═══ EXERCISE INPUT ═══

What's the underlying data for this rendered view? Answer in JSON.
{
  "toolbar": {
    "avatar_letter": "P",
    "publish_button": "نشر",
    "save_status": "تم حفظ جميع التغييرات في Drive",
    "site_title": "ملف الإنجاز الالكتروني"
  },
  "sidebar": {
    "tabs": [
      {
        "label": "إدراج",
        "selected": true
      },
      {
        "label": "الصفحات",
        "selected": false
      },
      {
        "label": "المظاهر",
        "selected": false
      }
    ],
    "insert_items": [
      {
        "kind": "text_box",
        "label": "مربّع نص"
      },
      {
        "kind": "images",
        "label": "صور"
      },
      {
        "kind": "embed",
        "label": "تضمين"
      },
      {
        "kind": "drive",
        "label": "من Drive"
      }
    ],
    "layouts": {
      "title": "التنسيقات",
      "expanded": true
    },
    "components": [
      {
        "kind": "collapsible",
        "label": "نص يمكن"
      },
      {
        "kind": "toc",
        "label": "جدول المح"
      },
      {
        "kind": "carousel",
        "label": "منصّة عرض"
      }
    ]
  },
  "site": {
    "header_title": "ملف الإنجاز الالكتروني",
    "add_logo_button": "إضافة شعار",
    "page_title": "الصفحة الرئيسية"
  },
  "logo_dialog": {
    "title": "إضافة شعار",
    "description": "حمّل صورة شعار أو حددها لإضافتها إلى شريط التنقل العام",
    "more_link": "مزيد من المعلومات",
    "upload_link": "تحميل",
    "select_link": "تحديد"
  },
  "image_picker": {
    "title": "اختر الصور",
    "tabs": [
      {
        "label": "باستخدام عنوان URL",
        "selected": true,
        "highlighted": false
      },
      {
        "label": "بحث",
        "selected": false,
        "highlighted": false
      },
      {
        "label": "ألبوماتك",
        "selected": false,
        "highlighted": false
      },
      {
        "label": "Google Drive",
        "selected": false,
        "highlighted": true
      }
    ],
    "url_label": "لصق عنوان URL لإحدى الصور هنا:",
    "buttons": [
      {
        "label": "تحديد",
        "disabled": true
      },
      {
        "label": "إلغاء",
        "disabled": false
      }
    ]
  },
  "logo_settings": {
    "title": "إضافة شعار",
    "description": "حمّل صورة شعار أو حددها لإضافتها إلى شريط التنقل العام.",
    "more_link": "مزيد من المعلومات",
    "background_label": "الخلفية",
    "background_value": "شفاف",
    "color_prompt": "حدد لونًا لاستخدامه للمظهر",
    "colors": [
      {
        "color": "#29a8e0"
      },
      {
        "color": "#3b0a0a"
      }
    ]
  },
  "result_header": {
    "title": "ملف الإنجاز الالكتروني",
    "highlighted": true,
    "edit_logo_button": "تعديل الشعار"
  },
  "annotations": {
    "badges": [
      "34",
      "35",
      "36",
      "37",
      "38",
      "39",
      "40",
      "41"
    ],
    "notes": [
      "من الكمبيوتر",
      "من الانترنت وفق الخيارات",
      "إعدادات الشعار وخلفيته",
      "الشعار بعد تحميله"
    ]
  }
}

═══

## OBJECTIVE
Using the records above, copy every line that has the word "لإضافتها" in it.

## OUTPUT OF THE TASK
    "description": "حمّل صورة شعار أو حددها لإضافتها إلى شريط التنقل العام",
    "description": "حمّل صورة شعار أو حددها لإضافتها إلى شريط التنقل العام.",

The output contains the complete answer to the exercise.